**Usando as informações**:
1 > Retorne o trecho do texto sobre a eleição no Tribunal de Justiça de São Paulo que começa nas palavras que contêm "Nos tribunais de" e termina em "insatisfação mais acentuado.", copiado sem alterações.
2 > No texto sobre a eleição no Tribunal de Justiça de São Paulo, quantos desembargadores compõem esse tribunal?
3 > Dê continuidade ao texto sobre a eleição dos dirigentes do Tribunal de Justiça de São Paulo a partir da última frase apresentada.

Nos tribunais de menor número de componentes, como o Supremo Tribunal Federal e outros, de alguns estados brasileiros, a eleição para presidente, vice-presidente e corregedor-geral se faz quase na forma de revezamento, permitindo que praticamente todos os integrantes cheguem aos cargos de direção antes de se aposentarem.

No caso particular do Tribunal de Justiça do Estado de São Paulo, contudo, com 360 desembargadores, e que hoje, sem dúvida, é o maior tribunal do mundo, a eleição dos três dirigentes, promovida tão-somente entre os três mais antigos, causa um sentimento de insatisfação mais acentuado.

Registre-se que esse clima de desconforto não almeja, em absoluto, excluir o direito dos mais antigos de continuarem a participar da eleição. No último pleito, por exemplo, para escolha dos dirigentes do Tribunal de Justiça de São Paulo, elegeu-se para presidente, com grande votação, o desembargador Roberto Vallim Bellocchi.

A expressiva votação a ele consagrada, significando plena aprovação de seu nome, conferiu legitimidade ao processo. Todavia, por serem 360 os componentes do tribunal, sendo vários deles, ainda que mais novos, também aspirantes ao cargo, ficou certamente na maioria o sentimento de que esse processo deve ser aperfeiçoado, para se tornar mais democrático.

Nenhum, entre esses desembargadores desejosos de maior democracia no tribunal, pretende introduzir no processo eleitoral um enfrentamento entre mais novos e mais antigos.

O que se busca, na verdade, é consagrar a todos, indistintamente, o direito de participar da disputa, independentemente de serem mais antigos ou mais novos.

Para isso vir a ocorrer é necessário que o Estatuto da Magistratura, em fase de elaboração no Supremo Tribunal Federal, enfoque apropriadamente o tema no projeto a ser enviado ao Congresso Nacional, quando, então, os representantes do povo poderão votá-lo e aprová-lo.

O ministro Cezar Peluso está já há vários anos com a obrigação de redigir o referido projeto. Todavia, tendo em vista o absurdo volume de processos que é obrigado a julgar no Supremo Tribunal Federal, praticamente todos os dias, ainda não conseguiu desvencilhar-se do encargo. Em razão da alta relevância do assunto para a magistratura brasileira, seria compreensível que o referido ministro obtivesse as necessárias condições materiais e de tempo para concluí-lo.

[Entradas de dados salvas]
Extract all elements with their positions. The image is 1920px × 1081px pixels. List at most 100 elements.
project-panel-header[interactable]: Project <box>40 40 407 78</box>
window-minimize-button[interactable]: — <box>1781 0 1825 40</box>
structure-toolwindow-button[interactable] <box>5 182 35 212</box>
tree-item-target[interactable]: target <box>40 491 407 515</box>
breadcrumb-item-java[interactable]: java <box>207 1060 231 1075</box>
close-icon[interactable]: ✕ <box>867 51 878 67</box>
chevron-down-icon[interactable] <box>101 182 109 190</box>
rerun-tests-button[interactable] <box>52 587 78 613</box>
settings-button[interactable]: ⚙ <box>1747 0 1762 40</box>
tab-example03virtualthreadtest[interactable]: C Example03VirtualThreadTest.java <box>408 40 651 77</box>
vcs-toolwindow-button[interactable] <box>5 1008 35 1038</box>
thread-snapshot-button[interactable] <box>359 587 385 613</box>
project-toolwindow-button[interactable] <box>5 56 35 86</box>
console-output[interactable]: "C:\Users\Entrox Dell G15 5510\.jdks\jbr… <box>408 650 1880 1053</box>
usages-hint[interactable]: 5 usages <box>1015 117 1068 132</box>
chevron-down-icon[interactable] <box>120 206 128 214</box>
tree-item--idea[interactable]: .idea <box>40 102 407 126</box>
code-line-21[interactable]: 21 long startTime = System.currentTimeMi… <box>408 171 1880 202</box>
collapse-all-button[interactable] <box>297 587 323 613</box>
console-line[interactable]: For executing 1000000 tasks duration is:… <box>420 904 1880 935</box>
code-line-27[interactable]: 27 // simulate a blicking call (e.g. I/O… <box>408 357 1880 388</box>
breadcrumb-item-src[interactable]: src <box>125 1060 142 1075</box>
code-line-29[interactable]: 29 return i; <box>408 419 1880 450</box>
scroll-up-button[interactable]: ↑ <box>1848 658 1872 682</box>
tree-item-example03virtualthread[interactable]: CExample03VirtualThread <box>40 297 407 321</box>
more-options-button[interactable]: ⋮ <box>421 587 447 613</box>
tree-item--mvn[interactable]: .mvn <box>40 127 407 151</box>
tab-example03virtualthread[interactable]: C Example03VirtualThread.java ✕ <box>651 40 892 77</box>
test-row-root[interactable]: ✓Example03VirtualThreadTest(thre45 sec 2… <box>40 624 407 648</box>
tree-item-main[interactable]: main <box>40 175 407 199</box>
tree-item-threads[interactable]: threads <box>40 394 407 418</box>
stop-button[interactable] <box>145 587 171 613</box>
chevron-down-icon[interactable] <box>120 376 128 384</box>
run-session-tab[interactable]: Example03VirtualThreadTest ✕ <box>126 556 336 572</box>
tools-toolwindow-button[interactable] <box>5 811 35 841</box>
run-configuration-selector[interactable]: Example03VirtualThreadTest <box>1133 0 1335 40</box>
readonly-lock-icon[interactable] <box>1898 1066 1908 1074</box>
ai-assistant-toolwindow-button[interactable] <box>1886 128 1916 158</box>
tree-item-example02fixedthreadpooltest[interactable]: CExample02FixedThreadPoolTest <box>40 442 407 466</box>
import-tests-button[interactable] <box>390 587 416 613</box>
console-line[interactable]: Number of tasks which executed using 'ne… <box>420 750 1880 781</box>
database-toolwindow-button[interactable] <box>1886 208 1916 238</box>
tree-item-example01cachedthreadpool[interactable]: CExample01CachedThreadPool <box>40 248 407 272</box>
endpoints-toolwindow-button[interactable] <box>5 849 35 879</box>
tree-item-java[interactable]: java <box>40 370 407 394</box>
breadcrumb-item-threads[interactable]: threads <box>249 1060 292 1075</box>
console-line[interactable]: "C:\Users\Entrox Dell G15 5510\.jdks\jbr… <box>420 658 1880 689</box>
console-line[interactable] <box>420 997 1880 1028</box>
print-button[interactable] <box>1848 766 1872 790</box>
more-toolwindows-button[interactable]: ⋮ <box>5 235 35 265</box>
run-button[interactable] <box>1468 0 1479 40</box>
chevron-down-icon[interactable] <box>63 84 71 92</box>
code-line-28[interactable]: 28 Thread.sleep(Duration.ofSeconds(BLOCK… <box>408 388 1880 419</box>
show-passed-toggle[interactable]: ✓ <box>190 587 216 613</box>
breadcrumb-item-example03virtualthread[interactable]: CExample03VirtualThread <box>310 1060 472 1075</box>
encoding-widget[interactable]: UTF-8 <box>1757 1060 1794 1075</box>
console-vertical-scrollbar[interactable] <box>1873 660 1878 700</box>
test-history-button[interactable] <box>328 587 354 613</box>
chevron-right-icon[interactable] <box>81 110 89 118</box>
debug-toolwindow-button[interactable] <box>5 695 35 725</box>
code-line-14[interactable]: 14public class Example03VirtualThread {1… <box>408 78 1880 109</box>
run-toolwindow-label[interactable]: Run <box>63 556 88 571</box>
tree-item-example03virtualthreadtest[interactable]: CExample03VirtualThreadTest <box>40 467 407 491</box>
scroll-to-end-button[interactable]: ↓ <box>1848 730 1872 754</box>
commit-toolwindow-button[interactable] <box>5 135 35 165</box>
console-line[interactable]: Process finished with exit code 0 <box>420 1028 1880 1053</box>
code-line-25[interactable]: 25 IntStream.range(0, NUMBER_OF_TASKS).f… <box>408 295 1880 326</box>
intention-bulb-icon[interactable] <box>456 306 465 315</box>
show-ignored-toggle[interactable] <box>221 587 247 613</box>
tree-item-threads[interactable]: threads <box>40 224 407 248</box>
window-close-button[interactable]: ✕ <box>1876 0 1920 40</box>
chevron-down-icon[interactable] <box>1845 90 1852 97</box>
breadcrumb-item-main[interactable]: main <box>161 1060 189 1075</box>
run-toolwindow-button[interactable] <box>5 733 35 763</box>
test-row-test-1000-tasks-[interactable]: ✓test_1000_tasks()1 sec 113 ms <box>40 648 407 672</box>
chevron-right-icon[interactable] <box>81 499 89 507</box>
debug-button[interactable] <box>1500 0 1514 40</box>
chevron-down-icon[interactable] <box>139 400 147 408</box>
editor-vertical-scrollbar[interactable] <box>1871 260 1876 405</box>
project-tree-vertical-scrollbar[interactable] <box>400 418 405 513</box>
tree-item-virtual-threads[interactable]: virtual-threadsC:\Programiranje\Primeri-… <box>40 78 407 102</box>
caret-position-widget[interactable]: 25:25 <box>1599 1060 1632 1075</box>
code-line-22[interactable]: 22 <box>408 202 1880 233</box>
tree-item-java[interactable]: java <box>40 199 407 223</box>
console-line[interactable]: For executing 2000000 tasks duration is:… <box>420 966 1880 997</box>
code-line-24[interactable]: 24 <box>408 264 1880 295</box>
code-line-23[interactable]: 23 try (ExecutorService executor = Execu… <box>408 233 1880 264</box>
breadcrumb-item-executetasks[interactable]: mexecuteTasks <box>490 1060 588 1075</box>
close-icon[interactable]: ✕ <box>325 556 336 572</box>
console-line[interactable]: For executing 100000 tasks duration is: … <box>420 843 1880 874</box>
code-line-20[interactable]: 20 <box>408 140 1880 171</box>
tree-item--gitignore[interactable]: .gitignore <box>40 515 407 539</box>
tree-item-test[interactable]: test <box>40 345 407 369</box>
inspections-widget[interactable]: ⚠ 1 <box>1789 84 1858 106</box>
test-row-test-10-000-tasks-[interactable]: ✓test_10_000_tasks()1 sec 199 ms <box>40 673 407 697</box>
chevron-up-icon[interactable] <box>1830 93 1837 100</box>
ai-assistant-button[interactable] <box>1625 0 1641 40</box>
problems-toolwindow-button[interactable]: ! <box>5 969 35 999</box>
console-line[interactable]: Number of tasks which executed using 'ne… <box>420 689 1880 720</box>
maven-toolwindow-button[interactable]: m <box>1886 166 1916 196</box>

**Respostas das tarefas**:
1 >
Nos tribunais de menor número de componentes, como o Supremo Tribunal Federal e outros, de alguns estados brasileiros, a eleição para presidente, vice-presidente e corregedor-geral se faz quase na forma de revezamento, permitindo que praticamente todos os integrantes cheguem aos cargos de direção antes de se aposentarem.

No caso particular do Tribunal de Justiça do Estado de São Paulo, contudo, com 360 desembargadores, e que hoje, sem dúvida, é o maior tribunal do mundo, a eleição dos três dirigentes, promovida tão-somente entre os três mais antigos, causa um sentimento de insatisfação mais acentuado.

2 > 360 desembargadores.

3 >
Tenha-se em mente que a parcial reforma do Judiciário promovida pela Emenda Constitucional 45, de 8/12/2004, tornando obrigatória a eleição de metade dos desembargadores integrantes do Órgão Especial dos tribunais, já não se justifica a manutenção do sistema de escolha somente entre os mais antigos.

De fato, ficou expressa uma gritante incompatibilidade entre essa disposição de abertura e a outra, da Lei Orgânica da Magistratura, que limita somente aos mais antigos a eleição para os cargos de direção.

Desde que estão abertas a todos os desembargadores as eleições para composição do Órgão Especial, de cúpula, encarregado de julgar os mais intrincados processos, inclusive contra juízes e promotores de Justiça, soa desconfortável que somente alguns desembargadores, ainda que extremamente preparados e competentes, possam disputar os cargos de direção.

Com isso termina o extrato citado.